+++ The records

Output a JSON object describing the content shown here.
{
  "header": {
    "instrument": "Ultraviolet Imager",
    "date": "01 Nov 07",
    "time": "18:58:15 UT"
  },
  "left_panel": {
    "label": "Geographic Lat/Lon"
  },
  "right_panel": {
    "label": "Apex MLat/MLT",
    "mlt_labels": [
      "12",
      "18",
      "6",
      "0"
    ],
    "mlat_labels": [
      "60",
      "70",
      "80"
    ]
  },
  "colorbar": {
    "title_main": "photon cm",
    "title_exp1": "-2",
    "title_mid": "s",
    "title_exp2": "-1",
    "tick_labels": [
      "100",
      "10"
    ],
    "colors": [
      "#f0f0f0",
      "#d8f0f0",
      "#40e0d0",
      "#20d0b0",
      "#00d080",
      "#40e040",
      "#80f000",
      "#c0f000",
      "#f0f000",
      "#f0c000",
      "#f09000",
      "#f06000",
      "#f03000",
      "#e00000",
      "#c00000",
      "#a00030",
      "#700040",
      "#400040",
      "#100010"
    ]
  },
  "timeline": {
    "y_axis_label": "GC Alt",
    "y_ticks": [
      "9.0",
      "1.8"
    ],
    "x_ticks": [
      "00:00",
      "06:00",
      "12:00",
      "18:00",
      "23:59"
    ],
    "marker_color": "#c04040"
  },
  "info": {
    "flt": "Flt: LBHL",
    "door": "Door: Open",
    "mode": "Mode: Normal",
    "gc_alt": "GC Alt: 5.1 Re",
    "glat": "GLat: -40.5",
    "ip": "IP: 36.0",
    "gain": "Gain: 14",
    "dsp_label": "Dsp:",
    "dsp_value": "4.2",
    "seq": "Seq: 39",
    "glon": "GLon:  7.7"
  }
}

++++++

Written instruction: Print the whole listing again, exactly.

Answer to the task:
Output a JSON object describing the content shown here.
{
  "header": {
    "instrument": "Ultraviolet Imager",
    "date": "01 Nov 07",
    "time": "18:58:15 UT"
  },
  "left_panel": {
    "label": "Geographic Lat/Lon"
  },
  "right_panel": {
    "label": "Apex MLat/MLT",
    "mlt_labels": [
      "12",
      "18",
      "6",
      "0"
    ],
    "mlat_labels": [
      "60",
      "70",
      "80"
    ]
  },
  "colorbar": {
    "title_main": "photon cm",
    "title_exp1": "-2",
    "title_mid": "s",
    "title_exp2": "-1",
    "tick_labels": [
      "100",
      "10"
    ],
    "colors": [
      "#f0f0f0",
      "#d8f0f0",
      "#40e0d0",
      "#20d0b0",
      "#00d080",
      "#40e040",
      "#80f000",
      "#c0f000",
      "#f0f000",
      "#f0c000",
      "#f09000",
      "#f06000",
      "#f03000",
      "#e00000",
      "#c00000",
      "#a00030",
      "#700040",
      "#400040",
      "#100010"
    ]
  },
  "timeline": {
    "y_axis_label": "GC Alt",
    "y_ticks": [
      "9.0",
      "1.8"
    ],
    "x_ticks": [
      "00:00",
      "06:00",
      "12:00",
      "18:00",
      "23:59"
    ],
    "marker_color": "#c04040"
  },
  "info": {
    "flt": "Flt: LBHL",
    "door": "Door: Open",
    "mode": "Mode: Normal",
    "gc_alt": "GC Alt: 5.1 Re",
    "glat": "GLat: -40.5",
    "ip": "IP: 36.0",
    "gain": "Gain: 14",
    "dsp_label": "Dsp:",
    "dsp_value": "4.2",
    "seq": "Seq: 39",
    "glon": "GLon:  7.7"
  }
}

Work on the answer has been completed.